DATA FOR THIS EXERCISE:
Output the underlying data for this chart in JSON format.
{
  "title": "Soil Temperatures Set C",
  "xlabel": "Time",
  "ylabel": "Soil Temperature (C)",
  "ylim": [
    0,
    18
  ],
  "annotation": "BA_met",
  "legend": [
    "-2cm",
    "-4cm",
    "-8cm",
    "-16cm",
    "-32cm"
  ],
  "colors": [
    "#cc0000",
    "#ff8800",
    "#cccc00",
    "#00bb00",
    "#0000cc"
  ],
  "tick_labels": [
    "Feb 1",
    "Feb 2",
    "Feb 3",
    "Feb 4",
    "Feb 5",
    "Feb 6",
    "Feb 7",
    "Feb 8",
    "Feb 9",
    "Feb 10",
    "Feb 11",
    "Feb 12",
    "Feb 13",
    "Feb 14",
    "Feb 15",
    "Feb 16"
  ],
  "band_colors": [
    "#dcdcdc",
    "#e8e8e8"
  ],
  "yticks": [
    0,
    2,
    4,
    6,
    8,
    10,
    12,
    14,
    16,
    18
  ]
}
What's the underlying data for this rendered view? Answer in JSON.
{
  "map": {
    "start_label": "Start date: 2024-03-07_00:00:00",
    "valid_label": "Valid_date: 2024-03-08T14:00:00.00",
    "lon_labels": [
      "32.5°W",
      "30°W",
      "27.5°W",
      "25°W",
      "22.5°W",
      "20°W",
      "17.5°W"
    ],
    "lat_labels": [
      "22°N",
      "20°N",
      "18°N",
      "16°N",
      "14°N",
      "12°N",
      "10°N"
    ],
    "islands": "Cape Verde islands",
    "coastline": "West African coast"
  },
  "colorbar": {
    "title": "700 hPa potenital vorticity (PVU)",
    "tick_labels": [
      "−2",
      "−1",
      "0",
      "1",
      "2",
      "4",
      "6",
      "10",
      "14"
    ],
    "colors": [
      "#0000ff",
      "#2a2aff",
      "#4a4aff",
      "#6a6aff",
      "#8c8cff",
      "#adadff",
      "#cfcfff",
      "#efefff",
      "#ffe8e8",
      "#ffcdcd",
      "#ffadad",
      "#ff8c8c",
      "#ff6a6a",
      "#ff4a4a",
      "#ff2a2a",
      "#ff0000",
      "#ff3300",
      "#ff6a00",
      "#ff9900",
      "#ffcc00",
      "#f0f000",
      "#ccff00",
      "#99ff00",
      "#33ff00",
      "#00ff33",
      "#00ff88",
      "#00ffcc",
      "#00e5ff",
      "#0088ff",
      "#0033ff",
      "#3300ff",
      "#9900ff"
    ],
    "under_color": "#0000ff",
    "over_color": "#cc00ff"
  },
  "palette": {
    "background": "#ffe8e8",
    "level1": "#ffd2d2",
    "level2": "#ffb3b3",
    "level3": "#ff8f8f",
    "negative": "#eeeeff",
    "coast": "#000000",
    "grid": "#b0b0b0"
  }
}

GIVEN INSTRUCTION: From the records above, extract each line exactly as shown.

EXERCISE SOLUTION:
Output the underlying data for this chart in JSON format.
{
  "title": "Soil Temperatures Set C",
  "xlabel": "Time",
  "ylabel": "Soil Temperature (C)",
  "ylim": [
    0,
    18
  ],
  "annotation": "BA_met",
  "legend": [
    "-2cm",
    "-4cm",
    "-8cm",
    "-16cm",
    "-32cm"
  ],
  "colors": [
    "#cc0000",
    "#ff8800",
    "#cccc00",
    "#00bb00",
    "#0000cc"
  ],
  "tick_labels": [
    "Feb 1",
    "Feb 2",
    "Feb 3",
    "Feb 4",
    "Feb 5",
    "Feb 6",
    "Feb 7",
    "Feb 8",
    "Feb 9",
    "Feb 10",
    "Feb 11",
    "Feb 12",
    "Feb 13",
    "Feb 14",
    "Feb 15",
    "Feb 16"
  ],
  "band_colors": [
    "#dcdcdc",
    "#e8e8e8"
  ],
  "yticks": [
    0,
    2,
    4,
    6,
    8,
    10,
    12,
    14,
    16,
    18
  ]
}
What's the underlying data for this rendered view? Answer in JSON.
{
  "map": {
    "start_label": "Start date: 2024-03-07_00:00:00",
    "valid_label": "Valid_date: 2024-03-08T14:00:00.00",
    "lon_labels": [
      "32.5°W",
      "30°W",
      "27.5°W",
      "25°W",
      "22.5°W",
      "20°W",
      "17.5°W"
    ],
    "lat_labels": [
      "22°N",
      "20°N",
      "18°N",
      "16°N",
      "14°N",
      "12°N",
      "10°N"
    ],
    "islands": "Cape Verde islands",
    "coastline": "West African coast"
  },
  "colorbar": {
    "title": "700 hPa potenital vorticity (PVU)",
    "tick_labels": [
      "−2",
      "−1",
      "0",
      "1",
      "2",
      "4",
      "6",
      "10",
      "14"
    ],
    "colors": [
      "#0000ff",
      "#2a2aff",
      "#4a4aff",
      "#6a6aff",
      "#8c8cff",
      "#adadff",
      "#cfcfff",
      "#efefff",
      "#ffe8e8",
      "#ffcdcd",
      "#ffadad",
      "#ff8c8c",
      "#ff6a6a",
      "#ff4a4a",
      "#ff2a2a",
      "#ff0000",
      "#ff3300",
      "#ff6a00",
      "#ff9900",
      "#ffcc00",
      "#f0f000",
      "#ccff00",
      "#99ff00",
      "#33ff00",
      "#00ff33",
      "#00ff88",
      "#00ffcc",
      "#00e5ff",
      "#0088ff",
      "#0033ff",
      "#3300ff",
      "#9900ff"
    ],
    "under_color": "#0000ff",
    "over_color": "#cc00ff"
  },
  "palette": {
    "background": "#ffe8e8",
    "level1": "#ffd2d2",
    "level2": "#ffb3b3",
    "level3": "#ff8f8f",
    "negative": "#eeeeff",
    "coast": "#000000",
    "grid": "#b0b0b0"
  }
}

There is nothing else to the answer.